» Records supplied:
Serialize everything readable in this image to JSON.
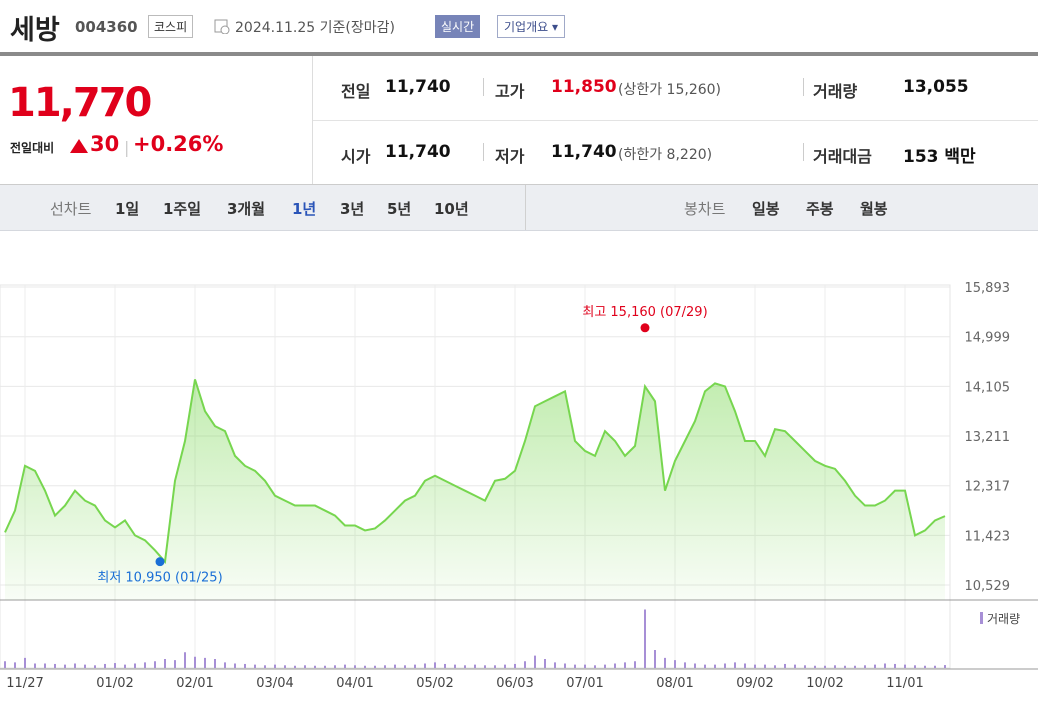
{
  "header": {
    "name": "세방",
    "code": "004360",
    "market": "코스피",
    "date": "2024.11.25 기준(장마감)",
    "realtime": "실시간",
    "company": "기업개요"
  },
  "quote": {
    "price": "11,770",
    "change_label": "전일대비",
    "change": "30",
    "change_rate": "+0.26%",
    "rows": [
      [
        [
          "전일",
          "11,740"
        ],
        [
          "고가",
          "11,850",
          "(상한가 15,260)"
        ],
        [
          "거래량",
          "13,055"
        ]
      ],
      [
        [
          "시가",
          "11,740"
        ],
        [
          "저가",
          "11,740",
          "(하한가 8,220)"
        ],
        [
          "거래대금",
          "153 백만"
        ]
      ]
    ]
  },
  "tabs": {
    "line_label": "선차트",
    "line": [
      "1일",
      "1주일",
      "3개월",
      "1년",
      "3년",
      "5년",
      "10년"
    ],
    "candle_label": "봉차트",
    "candle": [
      "일봉",
      "주봉",
      "월봉"
    ]
  },
  "chart": {
    "type": "line",
    "color": "#77d64f",
    "categories": [
      null,
      null,
      "11/27",
      null,
      null,
      null,
      null,
      null,
      null,
      null,
      null,
      "01/02",
      null,
      null,
      null,
      null,
      null,
      null,
      null,
      "02/01",
      null,
      null,
      null,
      null,
      null,
      null,
      null,
      "03/04",
      null,
      null,
      null,
      null,
      null,
      null,
      null,
      "04/01",
      null,
      null,
      null,
      null,
      null,
      null,
      null,
      "05/02",
      null,
      null,
      null,
      null,
      null,
      null,
      null,
      "06/03",
      null,
      null,
      null,
      null,
      null,
      null,
      "07/01",
      null,
      null,
      null,
      null,
      null,
      null,
      null,
      null,
      "08/01",
      null,
      null,
      null,
      null,
      null,
      null,
      null,
      "09/02",
      null,
      null,
      null,
      null,
      null,
      null,
      "10/02",
      null,
      null,
      null,
      null,
      null,
      null,
      null,
      "11/01",
      null,
      null,
      null,
      null
    ],
    "values": [
      11477,
      11870,
      12675,
      12585,
      12228,
      11780,
      11960,
      12228,
      12049,
      11960,
      11692,
      11566,
      11692,
      11423,
      11334,
      11155,
      10950,
      12406,
      13122,
      14230,
      13658,
      13390,
      13300,
      12854,
      12675,
      12585,
      12406,
      12138,
      12049,
      11960,
      11960,
      11960,
      11870,
      11780,
      11602,
      11602,
      11512,
      11548,
      11692,
      11870,
      12049,
      12138,
      12406,
      12496,
      12406,
      12317,
      12228,
      12138,
      12049,
      12406,
      12442,
      12585,
      13122,
      13747,
      13837,
      13926,
      14016,
      13122,
      12943,
      12854,
      13300,
      13122,
      12854,
      13032,
      14105,
      13837,
      12228,
      12764,
      13122,
      13480,
      14016,
      14159,
      14105,
      13658,
      13122,
      13122,
      12854,
      13336,
      13300,
      13122,
      12943,
      12764,
      12675,
      12621,
      12406,
      12138,
      11960,
      11960,
      12049,
      12228,
      12228,
      11423,
      11512,
      11692,
      11770
    ],
    "ylim": [
      10260,
      15930
    ],
    "yticks": [
      {
        "value": 10529,
        "label": "10,529"
      },
      {
        "value": 11423,
        "label": "11,423"
      },
      {
        "value": 12317,
        "label": "12,317"
      },
      {
        "value": 13211,
        "label": "13,211"
      },
      {
        "value": 14105,
        "label": "14,105"
      },
      {
        "value": 14999,
        "label": "14,999"
      },
      {
        "value": 15893,
        "label": "15,893"
      }
    ],
    "grid": true,
    "annotations": [
      {
        "text": "최고 15,160 (07/29)",
        "value": 15160,
        "color": "#e0001b"
      },
      {
        "text": "최저 10,950 (01/25)",
        "value": 10950,
        "color": "#1a6fd6"
      }
    ],
    "volume": {
      "name": "거래량",
      "color": "#a78fd6",
      "ylim": [
        0,
        280000
      ],
      "values": [
        30000,
        25000,
        45000,
        20000,
        20000,
        18000,
        15000,
        20000,
        15000,
        12000,
        18000,
        22000,
        15000,
        20000,
        25000,
        30000,
        40000,
        35000,
        70000,
        50000,
        45000,
        40000,
        25000,
        20000,
        18000,
        15000,
        12000,
        15000,
        12000,
        10000,
        12000,
        10000,
        10000,
        12000,
        15000,
        12000,
        10000,
        10000,
        12000,
        15000,
        12000,
        15000,
        20000,
        25000,
        18000,
        15000,
        12000,
        15000,
        12000,
        12000,
        15000,
        18000,
        30000,
        55000,
        40000,
        25000,
        20000,
        15000,
        15000,
        12000,
        15000,
        20000,
        25000,
        30000,
        260000,
        80000,
        45000,
        35000,
        25000,
        20000,
        15000,
        15000,
        20000,
        25000,
        20000,
        15000,
        15000,
        12000,
        18000,
        15000,
        12000,
        10000,
        10000,
        12000,
        10000,
        10000,
        12000,
        15000,
        20000,
        18000,
        15000,
        12000,
        10000,
        10000,
        13055
      ]
    }
  }
}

» What you have to do:
Transcribe the full listing above exactly as it stands, minus the pictures.

» Answer for this exercise:
Serialize everything readable in this image to JSON.
{
  "header": {
    "name": "세방",
    "code": "004360",
    "market": "코스피",
    "date": "2024.11.25 기준(장마감)",
    "realtime": "실시간",
    "company": "기업개요"
  },
  "quote": {
    "price": "11,770",
    "change_label": "전일대비",
    "change": "30",
    "change_rate": "+0.26%",
    "rows": [
      [
        [
          "전일",
          "11,740"
        ],
        [
          "고가",
          "11,850",
          "(상한가 15,260)"
        ],
        [
          "거래량",
          "13,055"
        ]
      ],
      [
        [
          "시가",
          "11,740"
        ],
        [
          "저가",
          "11,740",
          "(하한가 8,220)"
        ],
        [
          "거래대금",
          "153 백만"
        ]
      ]
    ]
  },
  "tabs": {
    "line_label": "선차트",
    "line": [
      "1일",
      "1주일",
      "3개월",
      "1년",
      "3년",
      "5년",
      "10년"
    ],
    "candle_label": "봉차트",
    "candle": [
      "일봉",
      "주봉",
      "월봉"
    ]
  },
  "chart": {
    "type": "line",
    "color": "#77d64f",
    "categories": [
      null,
      null,
      "11/27",
      null,
      null,
      null,
      null,
      null,
      null,
      null,
      null,
      "01/02",
      null,
      null,
      null,
      null,
      null,
      null,
      null,
      "02/01",
      null,
      null,
      null,
      null,
      null,
      null,
      null,
      "03/04",
      null,
      null,
      null,
      null,
      null,
      null,
      null,
      "04/01",
      null,
      null,
      null,
      null,
      null,
      null,
      null,
      "05/02",
      null,
      null,
      null,
      null,
      null,
      null,
      null,
      "06/03",
      null,
      null,
      null,
      null,
      null,
      null,
      "07/01",
      null,
      null,
      null,
      null,
      null,
      null,
      null,
      null,
      "08/01",
      null,
      null,
      null,
      null,
      null,
      null,
      null,
      "09/02",
      null,
      null,
      null,
      null,
      null,
      null,
      "10/02",
      null,
      null,
      null,
      null,
      null,
      null,
      null,
      "11/01",
      null,
      null,
      null,
      null
    ],
    "values": [
      11477,
      11870,
      12675,
      12585,
      12228,
      11780,
      11960,
      12228,
      12049,
      11960,
      11692,
      11566,
      11692,
      11423,
      11334,
      11155,
      10950,
      12406,
      13122,
      14230,
      13658,
      13390,
      13300,
      12854,
      12675,
      12585,
      12406,
      12138,
      12049,
      11960,
      11960,
      11960,
      11870,
      11780,
      11602,
      11602,
      11512,
      11548,
      11692,
      11870,
      12049,
      12138,
      12406,
      12496,
      12406,
      12317,
      12228,
      12138,
      12049,
      12406,
      12442,
      12585,
      13122,
      13747,
      13837,
      13926,
      14016,
      13122,
      12943,
      12854,
      13300,
      13122,
      12854,
      13032,
      14105,
      13837,
      12228,
      12764,
      13122,
      13480,
      14016,
      14159,
      14105,
      13658,
      13122,
      13122,
      12854,
      13336,
      13300,
      13122,
      12943,
      12764,
      12675,
      12621,
      12406,
      12138,
      11960,
      11960,
      12049,
      12228,
      12228,
      11423,
      11512,
      11692,
      11770
    ],
    "ylim": [
      10260,
      15930
    ],
    "yticks": [
      {
        "value": 10529,
        "label": "10,529"
      },
      {
        "value": 11423,
        "label": "11,423"
      },
      {
        "value": 12317,
        "label": "12,317"
      },
      {
        "value": 13211,
        "label": "13,211"
      },
      {
        "value": 14105,
        "label": "14,105"
      },
      {
        "value": 14999,
        "label": "14,999"
      },
      {
        "value": 15893,
        "label": "15,893"
      }
    ],
    "grid": true,
    "annotations": [
      {
        "text": "최고 15,160 (07/29)",
        "value": 15160,
        "color": "#e0001b"
      },
      {
        "text": "최저 10,950 (01/25)",
        "value": 10950,
        "color": "#1a6fd6"
      }
    ],
    "volume": {
      "name": "거래량",
      "color": "#a78fd6",
      "ylim": [
        0,
        280000
      ],
      "values": [
        30000,
        25000,
        45000,
        20000,
        20000,
        18000,
        15000,
        20000,
        15000,
        12000,
        18000,
        22000,
        15000,
        20000,
        25000,
        30000,
        40000,
        35000,
        70000,
        50000,
        45000,
        40000,
        25000,
        20000,
        18000,
        15000,
        12000,
        15000,
        12000,
        10000,
        12000,
        10000,
        10000,
        12000,
        15000,
        12000,
        10000,
        10000,
        12000,
        15000,
        12000,
        15000,
        20000,
        25000,
        18000,
        15000,
        12000,
        15000,
        12000,
        12000,
        15000,
        18000,
        30000,
        55000,
        40000,
        25000,
        20000,
        15000,
        15000,
        12000,
        15000,
        20000,
        25000,
        30000,
        260000,
        80000,
        45000,
        35000,
        25000,
        20000,
        15000,
        15000,
        20000,
        25000,
        20000,
        15000,
        15000,
        12000,
        18000,
        15000,
        12000,
        10000,
        10000,
        12000,
        10000,
        10000,
        12000,
        15000,
        20000,
        18000,
        15000,
        12000,
        10000,
        10000,
        13055
      ]
    }
  }
}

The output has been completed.